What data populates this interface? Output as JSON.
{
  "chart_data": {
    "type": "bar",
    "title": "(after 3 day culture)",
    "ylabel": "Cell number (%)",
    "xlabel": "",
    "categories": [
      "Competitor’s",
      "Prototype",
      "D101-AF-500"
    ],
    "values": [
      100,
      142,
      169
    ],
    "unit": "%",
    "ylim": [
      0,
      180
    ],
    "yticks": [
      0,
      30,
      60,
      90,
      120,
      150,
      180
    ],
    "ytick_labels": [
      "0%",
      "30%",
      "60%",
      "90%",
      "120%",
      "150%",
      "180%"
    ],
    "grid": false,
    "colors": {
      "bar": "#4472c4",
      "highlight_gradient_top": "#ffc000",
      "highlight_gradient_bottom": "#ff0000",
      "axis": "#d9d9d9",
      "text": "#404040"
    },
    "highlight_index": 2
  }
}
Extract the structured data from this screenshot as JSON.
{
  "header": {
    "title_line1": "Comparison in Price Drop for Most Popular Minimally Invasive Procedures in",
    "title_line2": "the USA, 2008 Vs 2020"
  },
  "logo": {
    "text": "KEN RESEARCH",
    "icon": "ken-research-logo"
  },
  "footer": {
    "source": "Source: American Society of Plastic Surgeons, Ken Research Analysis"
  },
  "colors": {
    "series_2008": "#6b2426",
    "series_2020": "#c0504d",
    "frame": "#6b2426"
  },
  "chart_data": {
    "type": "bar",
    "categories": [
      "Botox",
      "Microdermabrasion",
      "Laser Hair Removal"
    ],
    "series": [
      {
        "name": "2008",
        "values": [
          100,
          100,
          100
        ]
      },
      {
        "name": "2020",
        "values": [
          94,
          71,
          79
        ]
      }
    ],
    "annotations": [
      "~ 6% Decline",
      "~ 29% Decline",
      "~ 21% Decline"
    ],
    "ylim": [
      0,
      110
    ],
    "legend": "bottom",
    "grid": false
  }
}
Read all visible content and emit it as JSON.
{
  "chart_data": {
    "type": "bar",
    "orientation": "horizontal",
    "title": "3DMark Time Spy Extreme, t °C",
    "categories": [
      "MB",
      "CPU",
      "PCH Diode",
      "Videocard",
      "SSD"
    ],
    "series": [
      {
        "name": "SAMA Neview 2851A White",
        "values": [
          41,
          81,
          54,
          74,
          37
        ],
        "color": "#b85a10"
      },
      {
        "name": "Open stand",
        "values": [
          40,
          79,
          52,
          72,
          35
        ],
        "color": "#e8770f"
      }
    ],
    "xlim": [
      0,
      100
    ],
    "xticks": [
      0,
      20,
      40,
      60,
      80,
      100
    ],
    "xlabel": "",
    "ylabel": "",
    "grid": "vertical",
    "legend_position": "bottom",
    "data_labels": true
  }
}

----

Requirements
Output the records above in their entirety, exactly.

Correct answer
What data populates this interface? Output as JSON.
{
  "chart_data": {
    "type": "bar",
    "title": "(after 3 day culture)",
    "ylabel": "Cell number (%)",
    "xlabel": "",
    "categories": [
      "Competitor’s",
      "Prototype",
      "D101-AF-500"
    ],
    "values": [
      100,
      142,
      169
    ],
    "unit": "%",
    "ylim": [
      0,
      180
    ],
    "yticks": [
      0,
      30,
      60,
      90,
      120,
      150,
      180
    ],
    "ytick_labels": [
      "0%",
      "30%",
      "60%",
      "90%",
      "120%",
      "150%",
      "180%"
    ],
    "grid": false,
    "colors": {
      "bar": "#4472c4",
      "highlight_gradient_top": "#ffc000",
      "highlight_gradient_bottom": "#ff0000",
      "axis": "#d9d9d9",
      "text": "#404040"
    },
    "highlight_index": 2
  }
}
Extract the structured data from this screenshot as JSON.
{
  "header": {
    "title_line1": "Comparison in Price Drop for Most Popular Minimally Invasive Procedures in",
    "title_line2": "the USA, 2008 Vs 2020"
  },
  "logo": {
    "text": "KEN RESEARCH",
    "icon": "ken-research-logo"
  },
  "footer": {
    "source": "Source: American Society of Plastic Surgeons, Ken Research Analysis"
  },
  "colors": {
    "series_2008": "#6b2426",
    "series_2020": "#c0504d",
    "frame": "#6b2426"
  },
  "chart_data": {
    "type": "bar",
    "categories": [
      "Botox",
      "Microdermabrasion",
      "Laser Hair Removal"
    ],
    "series": [
      {
        "name": "2008",
        "values": [
          100,
          100,
          100
        ]
      },
      {
        "name": "2020",
        "values": [
          94,
          71,
          79
        ]
      }
    ],
    "annotations": [
      "~ 6% Decline",
      "~ 29% Decline",
      "~ 21% Decline"
    ],
    "ylim": [
      0,
      110
    ],
    "legend": "bottom",
    "grid": false
  }
}
Read all visible content and emit it as JSON.
{
  "chart_data": {
    "type": "bar",
    "orientation": "horizontal",
    "title": "3DMark Time Spy Extreme, t °C",
    "categories": [
      "MB",
      "CPU",
      "PCH Diode",
      "Videocard",
      "SSD"
    ],
    "series": [
      {
        "name": "SAMA Neview 2851A White",
        "values": [
          41,
          81,
          54,
          74,
          37
        ],
        "color": "#b85a10"
      },
      {
        "name": "Open stand",
        "values": [
          40,
          79,
          52,
          72,
          35
        ],
        "color": "#e8770f"
      }
    ],
    "xlim": [
      0,
      100
    ],
    "xticks": [
      0,
      20,
      40,
      60,
      80,
      100
    ],
    "xlabel": "",
    "ylabel": "",
    "grid": "vertical",
    "legend_position": "bottom",
    "data_labels": true
  }
}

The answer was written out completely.